#### AIM
Copy each line below in which the word "敬畏之心" occurs.

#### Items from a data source
════

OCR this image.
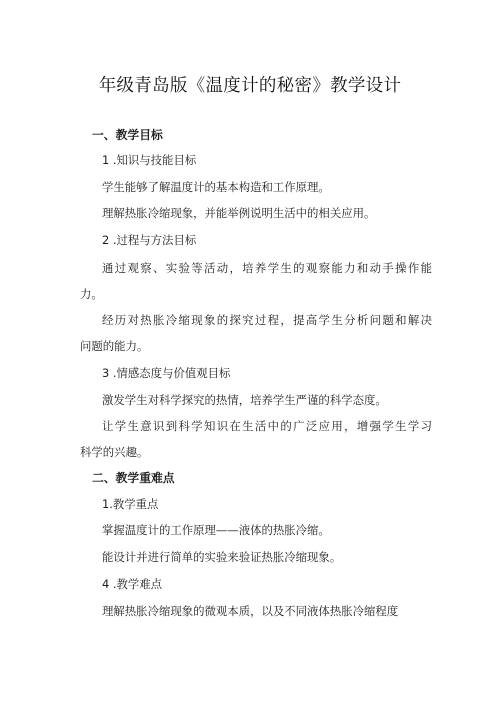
年级青岛版《温度计的秘密》教学设计
一、教学目标
1 .知识与技能目标
学生能够了解温度计的基本构造和工作原理。
理解热胀冷缩现象，并能举例说明生活中的相关应用。
2 .过程与方法目标
通过观察、实验等活动，培养学生的观察能力和动手操作能
力。
经历对热胀冷缩现象的探究过程，提高学生分析问题和解决
问题的能力。
3 .情感态度与价值观目标
激发学生对科学探究的热情，培养学生严谨的科学态度。
让学生意识到科学知识在生活中的广泛应用，增强学生学习
科学的兴趣。
二、教学重难点
1.教学重点
掌握温度计的工作原理——液体的热胀冷缩。
能设计并进行简单的实验来验证热胀冷缩现象。
4 .教学难点
理解热胀冷缩现象的微观本质，以及不同液体热胀冷缩程度
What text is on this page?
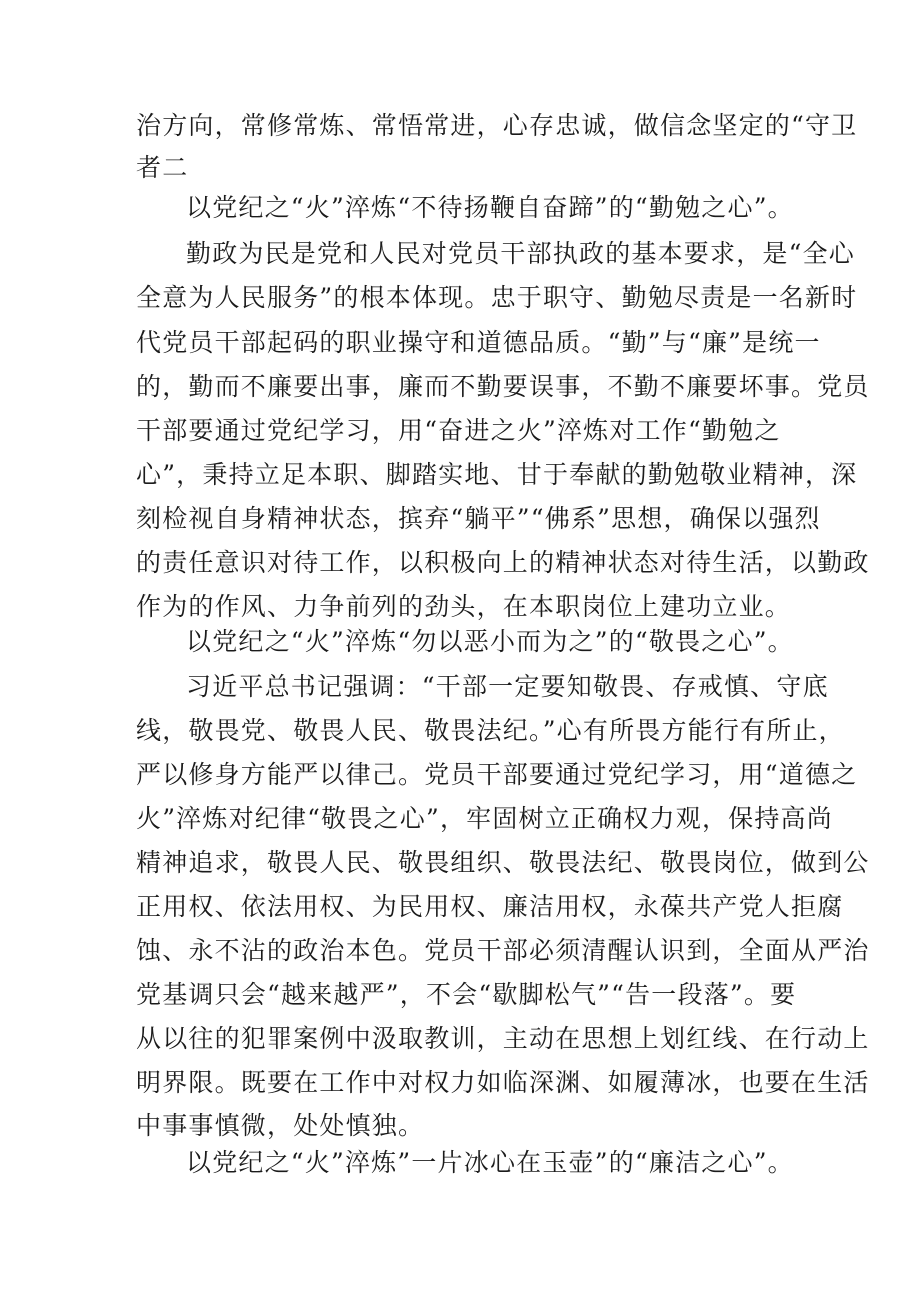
治方向，常修常炼、常悟常进，心存忠诚，做信念坚定的“守卫
者二
以党纪之“火”淬炼“不待扬鞭自奋蹄”的“勤勉之心”。
勤政为民是党和人民对党员干部执政的基本要求，是“全心
全意为人民服务”的根本体现。忠于职守、勤勉尽责是一名新时
代党员干部起码的职业操守和道德品质。“勤”与“廉”是统一
的，勤而不廉要出事，廉而不勤要误事，不勤不廉要坏事。党员
干部要通过党纪学习，用“奋进之火”淬炼对工作“勤勉之
心”，秉持立足本职、脚踏实地、甘于奉献的勤勉敬业精神，深
刻检视自身精神状态，摈弃“躺平”“佛系”思想，确保以强烈
的责任意识对待工作，以积极向上的精神状态对待生活，以勤政
作为的作风、力争前列的劲头，在本职岗位上建功立业。
以党纪之“火”淬炼“勿以恶小而为之”的“敬畏之心”。
习近平总书记强调：“干部一定要知敬畏、存戒慎、守底
线，敬畏党、敬畏人民、敬畏法纪。”心有所畏方能行有所止，
严以修身方能严以律己。党员干部要通过党纪学习，用“道德之
火”淬炼对纪律“敬畏之心”，牢固树立正确权力观，保持高尚
精神追求，敬畏人民、敬畏组织、敬畏法纪、敬畏岗位，做到公
正用权、依法用权、为民用权、廉洁用权，永葆共产党人拒腐
蚀、永不沾的政治本色。党员干部必须清醒认识到，全面从严治
党基调只会“越来越严”，不会“歇脚松气”“告一段落”。要
从以往的犯罪案例中汲取教训，主动在思想上划红线、在行动上
明界限。既要在工作中对权力如临深渊、如履薄冰，也要在生活
中事事慎微，处处慎独。
以党纪之“火”淬炼”一片冰心在玉壶”的“廉洁之心”。
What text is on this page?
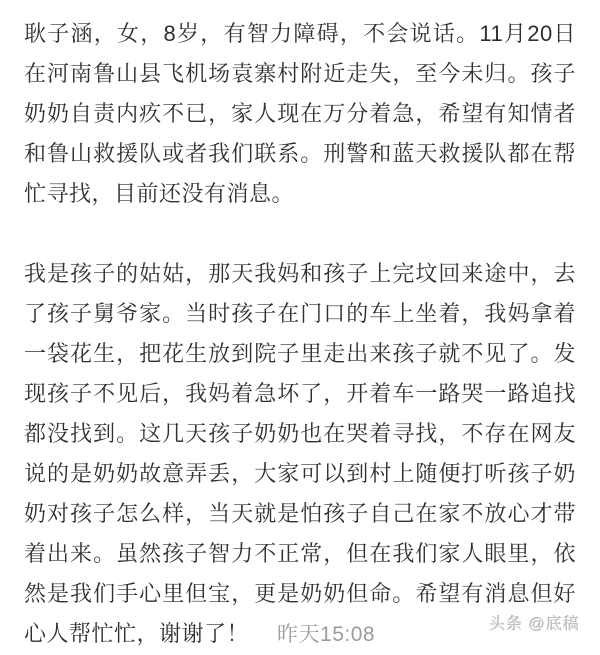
耿子涵，女，8岁，有智力障碍，不会说话。11月20日
在河南鲁山县飞机场袁寨村附近走失，至今未归。孩子
奶奶自责内疚不已，家人现在万分着急，希望有知情者
和鲁山救援队或者我们联系。刑警和蓝天救援队都在帮
忙寻找，目前还没有消息。
我是孩子的姑姑，那天我妈和孩子上完坟回来途中，去
了孩子舅爷家。当时孩子在门口的车上坐着，我妈拿着
一袋花生，把花生放到院子里走出来孩子就不见了。发
现孩子不见后，我妈着急坏了，开着车一路哭一路追找
都没找到。这几天孩子奶奶也在哭着寻找，不存在网友
说的是奶奶故意弄丢，大家可以到村上随便打听孩子奶
奶对孩子怎么样，当天就是怕孩子自己在家不放心才带
着出来。虽然孩子智力不正常，但在我们家人眼里，依
然是我们手心里但宝，更是奶奶但命。希望有消息但好
心人帮忙忙，谢谢了！ 昨天15:08	头条 @底稿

════

#### RESPONSE FOR THIS EXERCISE
以党纪之“火”淬炼“勿以恶小而为之”的“敬畏之心”。
火”淬炼对纪律“敬畏之心”，牢固树立正确权力观，保持高尚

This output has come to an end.